### GIVEN PROBLEM
State how many lines contain "disadvantages", and write nothing except that count.

━━ MATERIAL PROVIDED

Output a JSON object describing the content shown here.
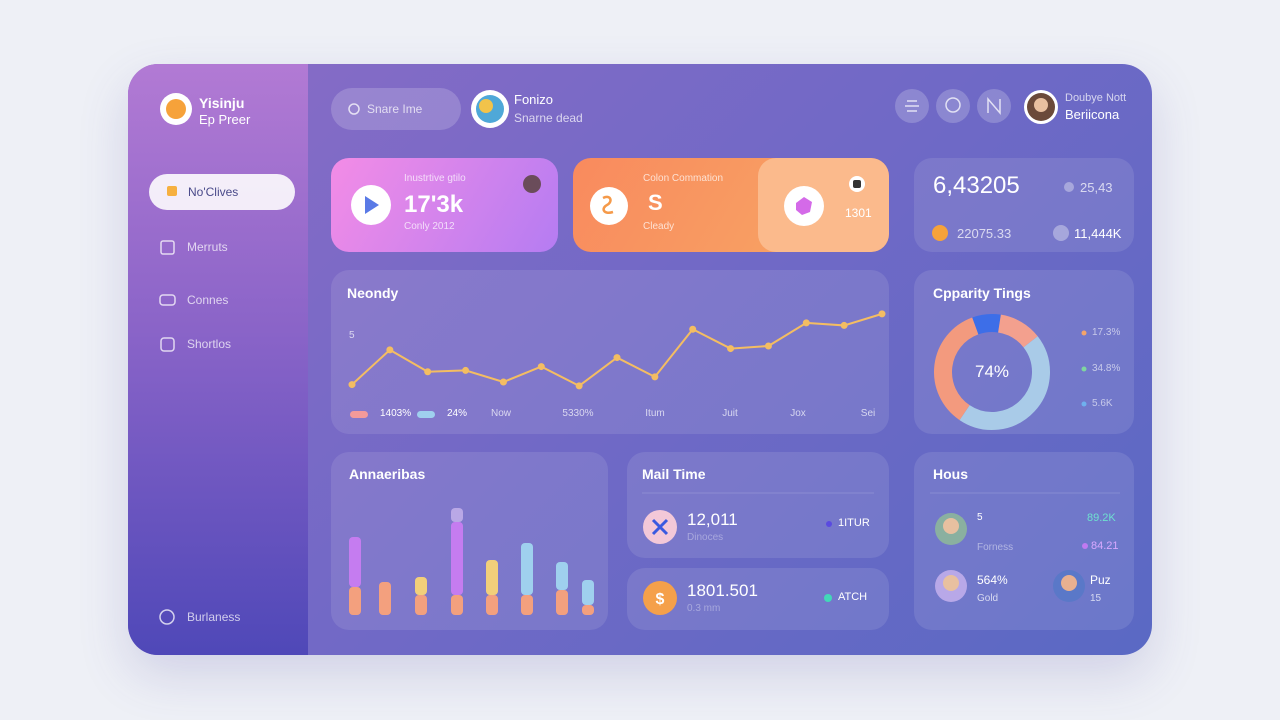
{
  "sidebar": {
    "brand": {
      "title": "Yisinju",
      "subtitle": "Ep Preer"
    },
    "nav": [
      "No'Clives",
      "Merruts",
      "Connes",
      "Shortlos"
    ],
    "footer": "Burlaness"
  },
  "header": {
    "search": "Snare Ime",
    "profile": {
      "name": "Fonizo",
      "subtitle": "Snarne dead"
    },
    "user": {
      "name": "Doubye Nott",
      "subtitle": "Beriicona"
    }
  },
  "card_pink": {
    "label": "Inustrtive gtilo",
    "value": "17'3k",
    "note": "Conly 2012"
  },
  "card_orange": {
    "label": "Colon Commation",
    "value": "S",
    "note": "Cleady",
    "side_value": "1301"
  },
  "stats": {
    "main": "6,43205",
    "secondary": "25,43",
    "left": "22075.33",
    "right": "11,444K"
  },
  "line_chart": {
    "type": "line",
    "title": "Neondy",
    "values": [
      1.2,
      3.9,
      2.2,
      2.3,
      1.4,
      2.6,
      1.1,
      3.3,
      1.8,
      5.5,
      4.0,
      4.2,
      6.0,
      5.8,
      6.7
    ],
    "color": "#f4bd62",
    "ylim": [
      0,
      7
    ],
    "yticks": [
      5
    ],
    "legend": [
      {
        "label": "1403%",
        "color": "#f39a9a"
      },
      {
        "label": "24%",
        "color": "#9fd0ee"
      }
    ],
    "x_labels": [
      "Now",
      "5330%",
      "Itum",
      "Juit",
      "Jox",
      "Sei"
    ]
  },
  "donut": {
    "type": "pie",
    "title": "Cpparity Tings",
    "center_label": "74%",
    "values": [
      8,
      12,
      45,
      35
    ],
    "colors": [
      "#3d6ee8",
      "#f3a08e",
      "#a9cbe8",
      "#f39a7e"
    ],
    "legend": [
      {
        "label": "17.3%",
        "color": "#f5a46a"
      },
      {
        "label": "34.8%",
        "color": "#7fd6a0"
      },
      {
        "label": "5.6K",
        "color": "#6fb0ee"
      }
    ]
  },
  "bar_chart": {
    "type": "bar",
    "title": "Annaeribas",
    "ylim": [
      0,
      110
    ],
    "series": [
      {
        "color": "#f3a07e",
        "values": [
          28,
          33,
          20,
          20,
          20,
          20,
          25,
          10
        ]
      },
      {
        "colors": [
          "#c57cf0",
          "#f3a07e",
          "#f2cf7a",
          "#c57cf0",
          "#f2cf7a",
          "#9fd0ee",
          "#9fd0ee",
          "#9fd0ee"
        ],
        "values": [
          50,
          0,
          18,
          73,
          35,
          52,
          28,
          25
        ]
      },
      {
        "color": "#b9a8e6",
        "values": [
          0,
          0,
          0,
          14,
          0,
          0,
          0,
          0
        ]
      }
    ]
  },
  "mail": {
    "title": "Mail Time",
    "rows": [
      {
        "value": "12,011",
        "note": "Dinoces",
        "tag": "1ITUR"
      },
      {
        "value": "1801.501",
        "note": "0.3 mm",
        "tag": "ATCH"
      }
    ]
  },
  "hous": {
    "title": "Hous",
    "rows": [
      {
        "name": "5",
        "note": "Forness",
        "a": "89.2K",
        "b": "84.21"
      },
      {
        "name": "564%",
        "note": "Gold"
      },
      {
        "name": "Puz",
        "note": "15"
      }
    ]
  }
}
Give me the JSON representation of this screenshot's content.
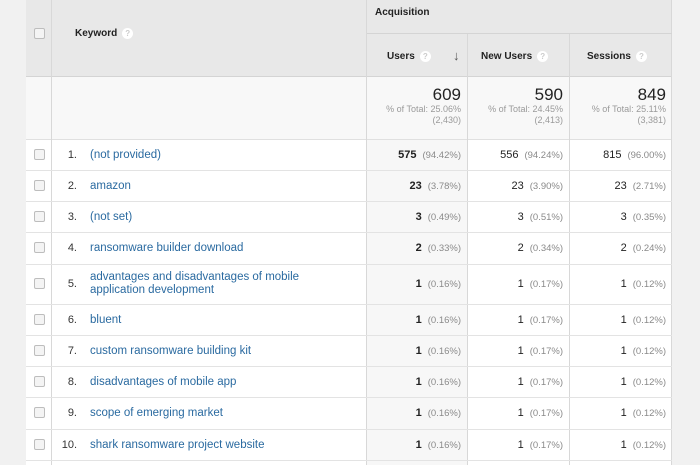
{
  "header": {
    "keyword_label": "Keyword",
    "group_label": "Acquisition",
    "columns": [
      {
        "label": "Users",
        "sorted": true,
        "sort_icon": "arrow-down-icon"
      },
      {
        "label": "New Users"
      },
      {
        "label": "Sessions"
      }
    ],
    "help_icon": "?"
  },
  "totals": {
    "users": {
      "value": "609",
      "pct": "% of Total: 25.06%",
      "total": "(2,430)"
    },
    "new_users": {
      "value": "590",
      "pct": "% of Total: 24.45%",
      "total": "(2,413)"
    },
    "sessions": {
      "value": "849",
      "pct": "% of Total: 25.11%",
      "total": "(3,381)"
    }
  },
  "rows": [
    {
      "n": "1.",
      "keyword": "(not provided)",
      "users": "575",
      "users_pct": "(94.42%)",
      "new_users": "556",
      "new_users_pct": "(94.24%)",
      "sessions": "815",
      "sessions_pct": "(96.00%)"
    },
    {
      "n": "2.",
      "keyword": "amazon",
      "users": "23",
      "users_pct": "(3.78%)",
      "new_users": "23",
      "new_users_pct": "(3.90%)",
      "sessions": "23",
      "sessions_pct": "(2.71%)"
    },
    {
      "n": "3.",
      "keyword": "(not set)",
      "users": "3",
      "users_pct": "(0.49%)",
      "new_users": "3",
      "new_users_pct": "(0.51%)",
      "sessions": "3",
      "sessions_pct": "(0.35%)"
    },
    {
      "n": "4.",
      "keyword": "ransomware builder download",
      "users": "2",
      "users_pct": "(0.33%)",
      "new_users": "2",
      "new_users_pct": "(0.34%)",
      "sessions": "2",
      "sessions_pct": "(0.24%)"
    },
    {
      "n": "5.",
      "keyword": "advantages and disadvantages of mobile application development",
      "users": "1",
      "users_pct": "(0.16%)",
      "new_users": "1",
      "new_users_pct": "(0.17%)",
      "sessions": "1",
      "sessions_pct": "(0.12%)"
    },
    {
      "n": "6.",
      "keyword": "bluent",
      "users": "1",
      "users_pct": "(0.16%)",
      "new_users": "1",
      "new_users_pct": "(0.17%)",
      "sessions": "1",
      "sessions_pct": "(0.12%)"
    },
    {
      "n": "7.",
      "keyword": "custom ransomware building kit",
      "users": "1",
      "users_pct": "(0.16%)",
      "new_users": "1",
      "new_users_pct": "(0.17%)",
      "sessions": "1",
      "sessions_pct": "(0.12%)"
    },
    {
      "n": "8.",
      "keyword": "disadvantages of mobile app",
      "users": "1",
      "users_pct": "(0.16%)",
      "new_users": "1",
      "new_users_pct": "(0.17%)",
      "sessions": "1",
      "sessions_pct": "(0.12%)"
    },
    {
      "n": "9.",
      "keyword": "scope of emerging market",
      "users": "1",
      "users_pct": "(0.16%)",
      "new_users": "1",
      "new_users_pct": "(0.17%)",
      "sessions": "1",
      "sessions_pct": "(0.12%)"
    },
    {
      "n": "10.",
      "keyword": "shark ransomware project website",
      "users": "1",
      "users_pct": "(0.16%)",
      "new_users": "1",
      "new_users_pct": "(0.17%)",
      "sessions": "1",
      "sessions_pct": "(0.12%)"
    }
  ],
  "colors": {
    "link": "#2a6aa0",
    "header_bg": "#e8e8e8"
  }
}
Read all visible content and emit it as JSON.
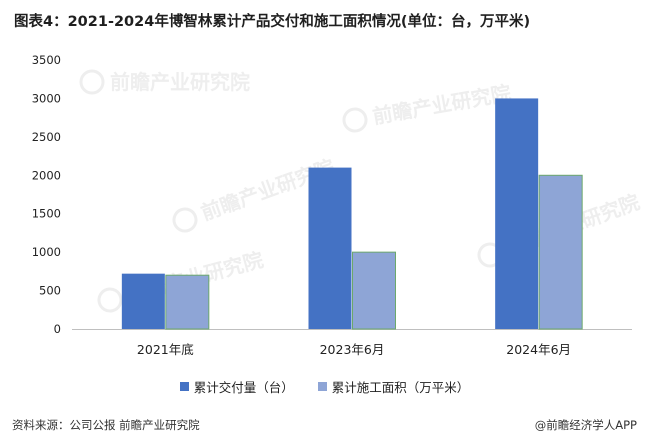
{
  "title": "图表4：2021-2024年博智林累计产品交付和施工面积情况(单位：台，万平米)",
  "footer": {
    "source": "资料来源：公司公报 前瞻产业研究院",
    "brand": "@前瞻经济学人APP"
  },
  "watermark": {
    "text": "前瞻产业研究院"
  },
  "colors": {
    "series1": "#4472C4",
    "series2": "#8EA5D6",
    "series2_border": "#6CA86C",
    "axis": "#bfbfbf",
    "text": "#222222"
  },
  "chart_data": {
    "type": "bar",
    "categories": [
      "2021年底",
      "2023年6月",
      "2024年6月"
    ],
    "series": [
      {
        "name": "累计交付量（台）",
        "values": [
          720,
          2100,
          3000
        ]
      },
      {
        "name": "累计施工面积（万平米）",
        "values": [
          700,
          1000,
          2000
        ]
      }
    ],
    "yticks": [
      0,
      500,
      1000,
      1500,
      2000,
      2500,
      3000,
      3500
    ],
    "ylim": [
      0,
      3500
    ],
    "grid": false,
    "legend_position": "bottom"
  }
}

━━━━

### COMPLETE ANSWER
2